From the entries that follow, pick out all lines holding "Carpeta".

**RECORD EXTRACTS**
+--
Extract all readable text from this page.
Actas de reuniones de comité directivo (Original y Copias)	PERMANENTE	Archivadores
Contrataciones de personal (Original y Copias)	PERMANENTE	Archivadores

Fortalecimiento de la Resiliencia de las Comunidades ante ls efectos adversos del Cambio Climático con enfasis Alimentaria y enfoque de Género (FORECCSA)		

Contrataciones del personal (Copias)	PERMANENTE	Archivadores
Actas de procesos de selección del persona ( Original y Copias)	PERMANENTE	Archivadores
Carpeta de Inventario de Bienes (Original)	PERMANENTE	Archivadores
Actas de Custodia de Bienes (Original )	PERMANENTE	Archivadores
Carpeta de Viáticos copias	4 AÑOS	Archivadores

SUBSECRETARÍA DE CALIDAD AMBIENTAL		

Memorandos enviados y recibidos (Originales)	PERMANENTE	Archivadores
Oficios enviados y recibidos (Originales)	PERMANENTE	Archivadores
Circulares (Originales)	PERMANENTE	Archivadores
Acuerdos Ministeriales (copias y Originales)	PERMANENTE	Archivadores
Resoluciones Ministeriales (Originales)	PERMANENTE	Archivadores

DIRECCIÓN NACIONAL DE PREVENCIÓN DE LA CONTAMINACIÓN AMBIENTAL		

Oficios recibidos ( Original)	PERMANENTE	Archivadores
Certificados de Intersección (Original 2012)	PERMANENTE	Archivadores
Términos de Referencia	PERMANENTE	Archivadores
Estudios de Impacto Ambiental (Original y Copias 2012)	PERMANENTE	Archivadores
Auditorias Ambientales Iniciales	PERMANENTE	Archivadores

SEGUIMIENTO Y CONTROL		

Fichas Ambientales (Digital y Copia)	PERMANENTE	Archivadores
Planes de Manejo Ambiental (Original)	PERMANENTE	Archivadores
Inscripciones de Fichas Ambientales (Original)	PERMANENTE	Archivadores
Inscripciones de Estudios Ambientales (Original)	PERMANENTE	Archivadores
+--
**IN RESPONSE**
Carpeta de Inventario de Bienes (Original)	PERMANENTE	Archivadores
Carpeta de Viáticos copias	4 AÑOS	Archivadores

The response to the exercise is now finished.